:: Request ::
Keep only those lines of the records that include the string "Variable".

"""

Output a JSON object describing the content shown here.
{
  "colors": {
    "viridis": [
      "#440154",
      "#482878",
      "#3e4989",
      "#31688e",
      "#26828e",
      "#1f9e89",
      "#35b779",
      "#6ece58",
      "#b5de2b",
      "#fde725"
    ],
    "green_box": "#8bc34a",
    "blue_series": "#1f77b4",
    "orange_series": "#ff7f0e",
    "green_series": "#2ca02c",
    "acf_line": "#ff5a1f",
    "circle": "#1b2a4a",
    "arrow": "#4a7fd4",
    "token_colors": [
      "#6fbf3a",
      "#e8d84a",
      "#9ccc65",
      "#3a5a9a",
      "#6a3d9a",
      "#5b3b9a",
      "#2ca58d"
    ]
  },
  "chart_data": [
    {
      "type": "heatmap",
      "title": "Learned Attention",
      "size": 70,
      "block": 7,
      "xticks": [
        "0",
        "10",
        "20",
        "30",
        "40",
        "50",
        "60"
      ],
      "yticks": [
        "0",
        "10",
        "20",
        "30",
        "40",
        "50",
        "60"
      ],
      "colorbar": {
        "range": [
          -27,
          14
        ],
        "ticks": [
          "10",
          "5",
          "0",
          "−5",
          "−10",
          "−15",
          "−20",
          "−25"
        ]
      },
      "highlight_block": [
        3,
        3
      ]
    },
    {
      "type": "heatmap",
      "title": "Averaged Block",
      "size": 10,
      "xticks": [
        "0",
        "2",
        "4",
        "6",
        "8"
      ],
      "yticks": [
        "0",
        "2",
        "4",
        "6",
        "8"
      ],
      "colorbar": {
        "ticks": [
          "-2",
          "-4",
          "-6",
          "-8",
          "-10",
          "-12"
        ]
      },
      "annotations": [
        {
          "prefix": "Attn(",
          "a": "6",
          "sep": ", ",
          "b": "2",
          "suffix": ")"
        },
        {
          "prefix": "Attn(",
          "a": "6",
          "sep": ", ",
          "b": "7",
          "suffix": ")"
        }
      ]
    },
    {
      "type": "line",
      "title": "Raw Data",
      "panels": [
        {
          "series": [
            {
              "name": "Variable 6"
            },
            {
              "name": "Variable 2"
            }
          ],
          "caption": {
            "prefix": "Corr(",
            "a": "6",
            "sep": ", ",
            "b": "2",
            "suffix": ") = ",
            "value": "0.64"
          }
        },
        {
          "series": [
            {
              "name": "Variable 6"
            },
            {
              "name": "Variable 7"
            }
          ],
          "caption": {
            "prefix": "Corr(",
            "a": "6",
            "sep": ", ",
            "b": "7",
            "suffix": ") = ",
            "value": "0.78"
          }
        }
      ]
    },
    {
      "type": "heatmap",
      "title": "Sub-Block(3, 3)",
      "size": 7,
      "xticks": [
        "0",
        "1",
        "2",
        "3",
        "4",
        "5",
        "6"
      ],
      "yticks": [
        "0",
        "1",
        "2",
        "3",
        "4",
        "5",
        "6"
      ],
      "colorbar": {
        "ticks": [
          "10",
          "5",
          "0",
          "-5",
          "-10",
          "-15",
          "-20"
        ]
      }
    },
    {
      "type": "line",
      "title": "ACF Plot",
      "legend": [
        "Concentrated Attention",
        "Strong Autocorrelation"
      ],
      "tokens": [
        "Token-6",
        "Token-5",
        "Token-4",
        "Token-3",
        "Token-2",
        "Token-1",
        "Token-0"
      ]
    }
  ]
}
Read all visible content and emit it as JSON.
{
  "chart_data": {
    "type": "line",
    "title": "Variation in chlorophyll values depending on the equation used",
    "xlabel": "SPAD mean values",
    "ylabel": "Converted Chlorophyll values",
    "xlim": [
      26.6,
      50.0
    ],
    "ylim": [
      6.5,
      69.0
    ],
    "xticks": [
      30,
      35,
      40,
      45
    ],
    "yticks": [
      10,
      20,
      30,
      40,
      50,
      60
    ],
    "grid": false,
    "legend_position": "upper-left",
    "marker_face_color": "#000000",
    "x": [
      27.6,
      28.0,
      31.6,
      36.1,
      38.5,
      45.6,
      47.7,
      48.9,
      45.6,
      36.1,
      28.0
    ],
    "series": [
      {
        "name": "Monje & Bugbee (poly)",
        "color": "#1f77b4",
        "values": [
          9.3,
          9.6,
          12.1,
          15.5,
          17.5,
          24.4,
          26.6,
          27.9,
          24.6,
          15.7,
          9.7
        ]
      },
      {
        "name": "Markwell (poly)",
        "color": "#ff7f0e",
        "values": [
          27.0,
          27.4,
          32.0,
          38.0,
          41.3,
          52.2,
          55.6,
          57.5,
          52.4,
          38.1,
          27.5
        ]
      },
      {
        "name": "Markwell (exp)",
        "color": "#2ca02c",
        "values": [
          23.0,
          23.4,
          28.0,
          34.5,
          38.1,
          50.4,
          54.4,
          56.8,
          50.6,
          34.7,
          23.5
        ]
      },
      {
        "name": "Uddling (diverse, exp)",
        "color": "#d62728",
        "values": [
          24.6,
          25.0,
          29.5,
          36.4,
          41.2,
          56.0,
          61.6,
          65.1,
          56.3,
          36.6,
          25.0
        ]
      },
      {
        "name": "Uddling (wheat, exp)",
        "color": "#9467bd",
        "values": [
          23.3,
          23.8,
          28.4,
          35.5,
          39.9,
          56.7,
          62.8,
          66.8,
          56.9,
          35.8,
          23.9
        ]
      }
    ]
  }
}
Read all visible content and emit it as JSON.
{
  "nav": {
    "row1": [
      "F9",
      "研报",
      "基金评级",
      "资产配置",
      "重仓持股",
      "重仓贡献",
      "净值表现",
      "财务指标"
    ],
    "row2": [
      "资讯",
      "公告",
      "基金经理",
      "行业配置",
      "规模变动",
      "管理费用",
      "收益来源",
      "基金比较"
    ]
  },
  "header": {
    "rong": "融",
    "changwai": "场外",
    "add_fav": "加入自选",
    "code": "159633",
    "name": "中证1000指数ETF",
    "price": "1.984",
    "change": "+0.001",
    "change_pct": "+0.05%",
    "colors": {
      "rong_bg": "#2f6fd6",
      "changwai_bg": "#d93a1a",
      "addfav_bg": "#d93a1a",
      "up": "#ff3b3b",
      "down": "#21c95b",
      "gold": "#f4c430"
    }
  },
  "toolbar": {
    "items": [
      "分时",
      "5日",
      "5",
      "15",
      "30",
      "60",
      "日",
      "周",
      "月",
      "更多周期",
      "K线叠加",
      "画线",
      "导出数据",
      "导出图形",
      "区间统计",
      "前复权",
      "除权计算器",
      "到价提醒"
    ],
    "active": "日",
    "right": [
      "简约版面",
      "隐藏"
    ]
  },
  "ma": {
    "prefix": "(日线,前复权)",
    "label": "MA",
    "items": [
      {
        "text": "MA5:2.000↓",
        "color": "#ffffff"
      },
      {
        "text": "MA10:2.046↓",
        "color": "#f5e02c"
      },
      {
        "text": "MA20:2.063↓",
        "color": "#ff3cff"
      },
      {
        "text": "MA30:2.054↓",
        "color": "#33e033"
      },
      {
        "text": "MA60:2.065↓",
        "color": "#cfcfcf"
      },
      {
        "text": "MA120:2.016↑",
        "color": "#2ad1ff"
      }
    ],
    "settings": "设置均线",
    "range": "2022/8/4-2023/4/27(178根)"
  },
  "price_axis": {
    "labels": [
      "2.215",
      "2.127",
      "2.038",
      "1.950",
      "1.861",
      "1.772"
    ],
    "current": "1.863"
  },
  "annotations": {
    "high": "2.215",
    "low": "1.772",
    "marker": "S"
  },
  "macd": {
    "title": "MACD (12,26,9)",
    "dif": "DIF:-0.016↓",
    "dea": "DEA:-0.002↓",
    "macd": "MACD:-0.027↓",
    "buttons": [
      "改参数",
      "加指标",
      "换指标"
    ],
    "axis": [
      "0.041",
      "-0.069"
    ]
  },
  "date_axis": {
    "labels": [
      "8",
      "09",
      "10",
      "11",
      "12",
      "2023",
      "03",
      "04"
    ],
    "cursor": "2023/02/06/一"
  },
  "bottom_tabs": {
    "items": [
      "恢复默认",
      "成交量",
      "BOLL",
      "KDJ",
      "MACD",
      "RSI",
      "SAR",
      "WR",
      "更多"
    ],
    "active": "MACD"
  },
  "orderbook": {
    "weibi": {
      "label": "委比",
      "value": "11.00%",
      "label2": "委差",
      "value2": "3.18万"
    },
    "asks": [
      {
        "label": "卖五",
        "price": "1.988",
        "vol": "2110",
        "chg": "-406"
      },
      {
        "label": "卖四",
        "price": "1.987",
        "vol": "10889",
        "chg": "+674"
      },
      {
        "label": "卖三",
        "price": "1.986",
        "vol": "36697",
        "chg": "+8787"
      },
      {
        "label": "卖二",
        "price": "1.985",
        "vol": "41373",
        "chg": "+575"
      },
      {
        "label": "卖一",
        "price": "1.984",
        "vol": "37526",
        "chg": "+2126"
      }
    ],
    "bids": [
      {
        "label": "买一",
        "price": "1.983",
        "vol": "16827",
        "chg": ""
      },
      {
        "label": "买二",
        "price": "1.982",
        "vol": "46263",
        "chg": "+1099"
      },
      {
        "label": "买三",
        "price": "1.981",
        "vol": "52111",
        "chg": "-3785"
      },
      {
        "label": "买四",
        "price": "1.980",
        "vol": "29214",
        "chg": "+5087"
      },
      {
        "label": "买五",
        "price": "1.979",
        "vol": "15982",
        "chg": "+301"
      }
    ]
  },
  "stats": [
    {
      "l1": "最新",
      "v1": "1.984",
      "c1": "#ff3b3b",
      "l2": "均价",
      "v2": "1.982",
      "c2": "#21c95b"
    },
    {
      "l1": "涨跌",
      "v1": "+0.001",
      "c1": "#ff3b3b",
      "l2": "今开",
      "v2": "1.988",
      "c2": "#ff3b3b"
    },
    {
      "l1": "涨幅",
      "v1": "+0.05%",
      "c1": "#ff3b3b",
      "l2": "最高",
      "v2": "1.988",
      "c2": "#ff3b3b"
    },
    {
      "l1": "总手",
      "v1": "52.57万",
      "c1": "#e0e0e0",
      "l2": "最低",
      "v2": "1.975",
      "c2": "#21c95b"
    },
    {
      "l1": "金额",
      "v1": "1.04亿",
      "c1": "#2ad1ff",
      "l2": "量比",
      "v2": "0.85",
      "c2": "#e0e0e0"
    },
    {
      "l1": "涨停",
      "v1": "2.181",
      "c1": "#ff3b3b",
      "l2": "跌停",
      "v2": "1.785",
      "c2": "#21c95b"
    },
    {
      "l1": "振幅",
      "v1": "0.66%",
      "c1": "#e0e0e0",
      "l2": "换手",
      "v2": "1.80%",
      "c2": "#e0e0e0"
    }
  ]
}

"""

:: Solution for this problem ::
              "name": "Variable 6"
              "name": "Variable 2"
              "name": "Variable 6"
              "name": "Variable 7"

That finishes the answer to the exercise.